[Records from a collection]
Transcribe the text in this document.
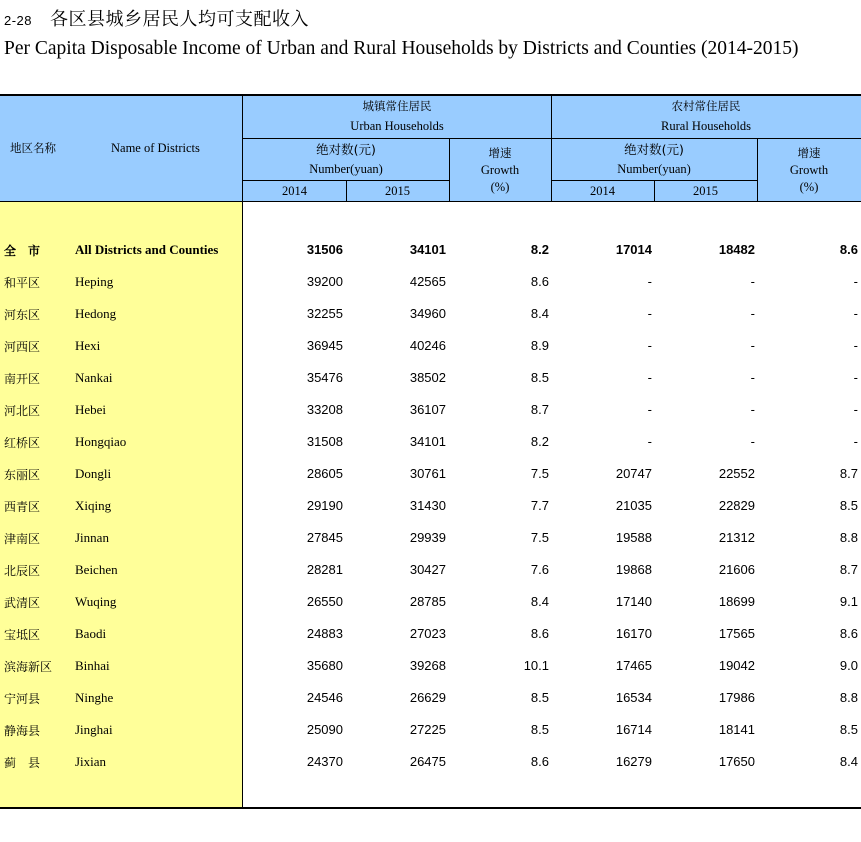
2-28 各区县城乡居民人均可支配收入
Per Capita Disposable Income of Urban and Rural Households by Districts and Counties (2014-2015)
地区名称	Name of Districts
城镇常住居民
Urban Households
农村常住居民
Rural Households
绝对数(元)
Number(yuan)
2014	2015
增速
Growth
(%)
绝对数(元)
Number(yuan)
2014	2015
增速
Growth
(%)
全　市	All Districts and Counties	31506	34101	8.2	17014	18482	8.6
和平区	Heping	39200	42565	8.6	-	-	-
河东区	Hedong	32255	34960	8.4	-	-	-
河西区	Hexi	36945	40246	8.9	-	-	-
南开区	Nankai	35476	38502	8.5	-	-	-
河北区	Hebei	33208	36107	8.7	-	-	-
红桥区	Hongqiao	31508	34101	8.2	-	-	-
东丽区	Dongli	28605	30761	7.5	20747	22552	8.7
西青区	Xiqing	29190	31430	7.7	21035	22829	8.5
津南区	Jinnan	27845	29939	7.5	19588	21312	8.8
北辰区	Beichen	28281	30427	7.6	19868	21606	8.7
武清区	Wuqing	26550	28785	8.4	17140	18699	9.1
宝坻区	Baodi	24883	27023	8.6	16170	17565	8.6
滨海新区 Binhai	35680	39268	10.1	17465	19042	9.0
宁河县	Ninghe	24546	26629	8.5	16534	17986	8.8
静海县	Jinghai	25090	27225	8.5	16714	18141	8.5
蓟　县	Jixian	24370	26475	8.6	16279	17650	8.4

» Stated task
Restate the entire listing word for word, excluding pictures.

» Solved exercise
Transcribe the text in this document.
2-28 各区县城乡居民人均可支配收入
Per Capita Disposable Income of Urban and Rural Households by Districts and Counties (2014-2015)
地区名称	Name of Districts
城镇常住居民
Urban Households
农村常住居民
Rural Households
绝对数(元)
Number(yuan)
2014	2015
增速
Growth
(%)
绝对数(元)
Number(yuan)
2014	2015
增速
Growth
(%)
全　市	All Districts and Counties	31506	34101	8.2	17014	18482	8.6
和平区	Heping	39200	42565	8.6	-	-	-
河东区	Hedong	32255	34960	8.4	-	-	-
河西区	Hexi	36945	40246	8.9	-	-	-
南开区	Nankai	35476	38502	8.5	-	-	-
河北区	Hebei	33208	36107	8.7	-	-	-
红桥区	Hongqiao	31508	34101	8.2	-	-	-
东丽区	Dongli	28605	30761	7.5	20747	22552	8.7
西青区	Xiqing	29190	31430	7.7	21035	22829	8.5
津南区	Jinnan	27845	29939	7.5	19588	21312	8.8
北辰区	Beichen	28281	30427	7.6	19868	21606	8.7
武清区	Wuqing	26550	28785	8.4	17140	18699	9.1
宝坻区	Baodi	24883	27023	8.6	16170	17565	8.6
滨海新区 Binhai	35680	39268	10.1	17465	19042	9.0
宁河县	Ninghe	24546	26629	8.5	16534	17986	8.8
静海县	Jinghai	25090	27225	8.5	16714	18141	8.5
蓟　县	Jixian	24370	26475	8.6	16279	17650	8.4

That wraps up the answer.